_Exercise prompt_
Repeat each line word for word.

Dataset entries
=======

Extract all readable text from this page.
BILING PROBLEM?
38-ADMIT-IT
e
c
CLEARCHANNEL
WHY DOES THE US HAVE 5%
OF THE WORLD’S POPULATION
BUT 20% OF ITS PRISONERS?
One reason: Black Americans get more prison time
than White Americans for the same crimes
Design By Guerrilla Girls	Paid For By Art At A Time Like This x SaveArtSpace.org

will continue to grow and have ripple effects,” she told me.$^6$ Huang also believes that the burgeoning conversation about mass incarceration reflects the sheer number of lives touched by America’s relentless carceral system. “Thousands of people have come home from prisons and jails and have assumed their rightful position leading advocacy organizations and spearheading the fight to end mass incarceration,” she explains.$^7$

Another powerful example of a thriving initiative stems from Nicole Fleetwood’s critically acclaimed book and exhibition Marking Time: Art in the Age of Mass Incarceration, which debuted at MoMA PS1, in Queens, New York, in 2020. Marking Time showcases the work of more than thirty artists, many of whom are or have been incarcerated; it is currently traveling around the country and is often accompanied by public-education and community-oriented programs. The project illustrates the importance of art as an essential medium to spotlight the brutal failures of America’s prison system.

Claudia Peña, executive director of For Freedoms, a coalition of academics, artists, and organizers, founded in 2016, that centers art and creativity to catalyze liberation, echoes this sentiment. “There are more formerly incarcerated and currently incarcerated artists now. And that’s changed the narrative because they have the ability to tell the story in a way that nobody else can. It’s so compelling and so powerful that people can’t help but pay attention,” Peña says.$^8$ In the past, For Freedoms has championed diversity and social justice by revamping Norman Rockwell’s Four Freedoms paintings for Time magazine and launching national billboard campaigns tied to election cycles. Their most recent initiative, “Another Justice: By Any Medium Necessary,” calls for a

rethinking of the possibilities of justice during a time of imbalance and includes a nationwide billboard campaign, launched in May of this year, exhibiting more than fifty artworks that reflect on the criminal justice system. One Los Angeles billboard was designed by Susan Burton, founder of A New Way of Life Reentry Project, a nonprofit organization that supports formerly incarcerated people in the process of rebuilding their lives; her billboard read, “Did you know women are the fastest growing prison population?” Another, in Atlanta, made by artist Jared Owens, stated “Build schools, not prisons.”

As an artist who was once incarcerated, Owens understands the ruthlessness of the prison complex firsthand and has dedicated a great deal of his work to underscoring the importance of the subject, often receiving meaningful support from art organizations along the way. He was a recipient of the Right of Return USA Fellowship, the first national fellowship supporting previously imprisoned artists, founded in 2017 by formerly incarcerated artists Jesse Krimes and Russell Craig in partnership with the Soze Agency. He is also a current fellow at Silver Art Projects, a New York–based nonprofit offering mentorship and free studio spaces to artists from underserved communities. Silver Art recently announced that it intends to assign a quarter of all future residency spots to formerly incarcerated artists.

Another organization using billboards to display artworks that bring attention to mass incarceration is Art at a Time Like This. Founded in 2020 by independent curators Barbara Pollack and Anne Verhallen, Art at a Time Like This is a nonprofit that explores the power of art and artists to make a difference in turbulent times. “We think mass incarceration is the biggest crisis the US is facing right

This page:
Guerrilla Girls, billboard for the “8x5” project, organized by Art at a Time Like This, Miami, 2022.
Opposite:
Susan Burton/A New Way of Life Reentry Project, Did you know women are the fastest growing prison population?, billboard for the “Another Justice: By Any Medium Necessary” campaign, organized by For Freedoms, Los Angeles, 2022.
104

=======

_Answer to the exercise_
Extract all readable text from this page.
BILING PROBLEM?
38-ADMIT-IT
e
c
CLEARCHANNEL
WHY DOES THE US HAVE 5%
OF THE WORLD’S POPULATION
BUT 20% OF ITS PRISONERS?
One reason: Black Americans get more prison time
than White Americans for the same crimes
Design By Guerrilla Girls	Paid For By Art At A Time Like This x SaveArtSpace.org

will continue to grow and have ripple effects,” she told me.$^6$ Huang also believes that the burgeoning conversation about mass incarceration reflects the sheer number of lives touched by America’s relentless carceral system. “Thousands of people have come home from prisons and jails and have assumed their rightful position leading advocacy organizations and spearheading the fight to end mass incarceration,” she explains.$^7$

Another powerful example of a thriving initiative stems from Nicole Fleetwood’s critically acclaimed book and exhibition Marking Time: Art in the Age of Mass Incarceration, which debuted at MoMA PS1, in Queens, New York, in 2020. Marking Time showcases the work of more than thirty artists, many of whom are or have been incarcerated; it is currently traveling around the country and is often accompanied by public-education and community-oriented programs. The project illustrates the importance of art as an essential medium to spotlight the brutal failures of America’s prison system.

Claudia Peña, executive director of For Freedoms, a coalition of academics, artists, and organizers, founded in 2016, that centers art and creativity to catalyze liberation, echoes this sentiment. “There are more formerly incarcerated and currently incarcerated artists now. And that’s changed the narrative because they have the ability to tell the story in a way that nobody else can. It’s so compelling and so powerful that people can’t help but pay attention,” Peña says.$^8$ In the past, For Freedoms has championed diversity and social justice by revamping Norman Rockwell’s Four Freedoms paintings for Time magazine and launching national billboard campaigns tied to election cycles. Their most recent initiative, “Another Justice: By Any Medium Necessary,” calls for a

rethinking of the possibilities of justice during a time of imbalance and includes a nationwide billboard campaign, launched in May of this year, exhibiting more than fifty artworks that reflect on the criminal justice system. One Los Angeles billboard was designed by Susan Burton, founder of A New Way of Life Reentry Project, a nonprofit organization that supports formerly incarcerated people in the process of rebuilding their lives; her billboard read, “Did you know women are the fastest growing prison population?” Another, in Atlanta, made by artist Jared Owens, stated “Build schools, not prisons.”

As an artist who was once incarcerated, Owens understands the ruthlessness of the prison complex firsthand and has dedicated a great deal of his work to underscoring the importance of the subject, often receiving meaningful support from art organizations along the way. He was a recipient of the Right of Return USA Fellowship, the first national fellowship supporting previously imprisoned artists, founded in 2017 by formerly incarcerated artists Jesse Krimes and Russell Craig in partnership with the Soze Agency. He is also a current fellow at Silver Art Projects, a New York–based nonprofit offering mentorship and free studio spaces to artists from underserved communities. Silver Art recently announced that it intends to assign a quarter of all future residency spots to formerly incarcerated artists.

Another organization using billboards to display artworks that bring attention to mass incarceration is Art at a Time Like This. Founded in 2020 by independent curators Barbara Pollack and Anne Verhallen, Art at a Time Like This is a nonprofit that explores the power of art and artists to make a difference in turbulent times. “We think mass incarceration is the biggest crisis the US is facing right

This page:
Guerrilla Girls, billboard for the “8x5” project, organized by Art at a Time Like This, Miami, 2022.
Opposite:
Susan Burton/A New Way of Life Reentry Project, Did you know women are the fastest growing prison population?, billboard for the “Another Justice: By Any Medium Necessary” campaign, organized by For Freedoms, Los Angeles, 2022.
104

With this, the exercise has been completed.